- [Saved entries]:
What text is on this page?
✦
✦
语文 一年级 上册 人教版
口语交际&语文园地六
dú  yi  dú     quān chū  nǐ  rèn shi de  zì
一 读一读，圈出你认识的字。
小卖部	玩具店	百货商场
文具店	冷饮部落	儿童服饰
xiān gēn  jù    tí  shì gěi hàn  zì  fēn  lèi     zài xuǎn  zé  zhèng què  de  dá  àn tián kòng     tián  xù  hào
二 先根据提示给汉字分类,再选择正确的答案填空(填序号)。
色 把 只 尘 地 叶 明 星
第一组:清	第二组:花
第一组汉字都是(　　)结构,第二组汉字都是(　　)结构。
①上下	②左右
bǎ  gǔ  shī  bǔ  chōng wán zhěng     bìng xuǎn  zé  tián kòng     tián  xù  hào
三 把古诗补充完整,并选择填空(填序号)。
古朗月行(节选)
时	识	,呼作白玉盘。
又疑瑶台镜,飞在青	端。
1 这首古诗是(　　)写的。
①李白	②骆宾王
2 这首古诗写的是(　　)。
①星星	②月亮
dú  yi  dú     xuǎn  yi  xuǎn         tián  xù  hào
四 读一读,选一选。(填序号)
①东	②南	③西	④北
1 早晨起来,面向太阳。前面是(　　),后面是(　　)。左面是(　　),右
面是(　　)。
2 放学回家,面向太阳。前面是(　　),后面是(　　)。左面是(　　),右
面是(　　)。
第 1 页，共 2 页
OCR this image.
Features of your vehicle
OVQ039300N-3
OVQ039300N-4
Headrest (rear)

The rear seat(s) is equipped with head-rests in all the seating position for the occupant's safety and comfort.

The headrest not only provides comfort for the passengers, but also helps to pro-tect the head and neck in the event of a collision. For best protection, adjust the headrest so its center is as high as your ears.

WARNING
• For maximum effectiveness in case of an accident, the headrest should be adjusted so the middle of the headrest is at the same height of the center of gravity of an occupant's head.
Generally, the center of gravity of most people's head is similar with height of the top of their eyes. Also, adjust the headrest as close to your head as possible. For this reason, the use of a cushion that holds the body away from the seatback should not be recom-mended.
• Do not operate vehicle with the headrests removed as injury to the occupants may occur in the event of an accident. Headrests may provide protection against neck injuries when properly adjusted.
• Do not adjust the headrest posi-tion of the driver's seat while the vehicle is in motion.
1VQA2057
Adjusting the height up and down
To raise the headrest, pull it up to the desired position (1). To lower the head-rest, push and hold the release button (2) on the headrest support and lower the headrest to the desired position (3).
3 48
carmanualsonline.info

- [Aim]: Your task is to repeat the data exactly; please include every line.

- [Answer]:
What text is on this page?
✦
✦
语文 一年级 上册 人教版
口语交际&语文园地六
dú  yi  dú     quān chū  nǐ  rèn shi de  zì
一 读一读，圈出你认识的字。
小卖部	玩具店	百货商场
文具店	冷饮部落	儿童服饰
xiān gēn  jù    tí  shì gěi hàn  zì  fēn  lèi     zài xuǎn  zé  zhèng què  de  dá  àn tián kòng     tián  xù  hào
二 先根据提示给汉字分类,再选择正确的答案填空(填序号)。
色 把 只 尘 地 叶 明 星
第一组:清	第二组:花
第一组汉字都是(　　)结构,第二组汉字都是(　　)结构。
①上下	②左右
bǎ  gǔ  shī  bǔ  chōng wán zhěng     bìng xuǎn  zé  tián kòng     tián  xù  hào
三 把古诗补充完整,并选择填空(填序号)。
古朗月行(节选)
时	识	,呼作白玉盘。
又疑瑶台镜,飞在青	端。
1 这首古诗是(　　)写的。
①李白	②骆宾王
2 这首古诗写的是(　　)。
①星星	②月亮
dú  yi  dú     xuǎn  yi  xuǎn         tián  xù  hào
四 读一读,选一选。(填序号)
①东	②南	③西	④北
1 早晨起来,面向太阳。前面是(　　),后面是(　　)。左面是(　　),右
面是(　　)。
2 放学回家,面向太阳。前面是(　　),后面是(　　)。左面是(　　),右
面是(　　)。
第 1 页，共 2 页
OCR this image.
Features of your vehicle
OVQ039300N-3
OVQ039300N-4
Headrest (rear)

The rear seat(s) is equipped with head-rests in all the seating position for the occupant's safety and comfort.

The headrest not only provides comfort for the passengers, but also helps to pro-tect the head and neck in the event of a collision. For best protection, adjust the headrest so its center is as high as your ears.

WARNING
• For maximum effectiveness in case of an accident, the headrest should be adjusted so the middle of the headrest is at the same height of the center of gravity of an occupant's head.
Generally, the center of gravity of most people's head is similar with height of the top of their eyes. Also, adjust the headrest as close to your head as possible. For this reason, the use of a cushion that holds the body away from the seatback should not be recom-mended.
• Do not operate vehicle with the headrests removed as injury to the occupants may occur in the event of an accident. Headrests may provide protection against neck injuries when properly adjusted.
• Do not adjust the headrest posi-tion of the driver's seat while the vehicle is in motion.
1VQA2057
Adjusting the height up and down
To raise the headrest, pull it up to the desired position (1). To lower the head-rest, push and hold the release button (2) on the headrest support and lower the headrest to the desired position (3).
3 48
carmanualsonline.info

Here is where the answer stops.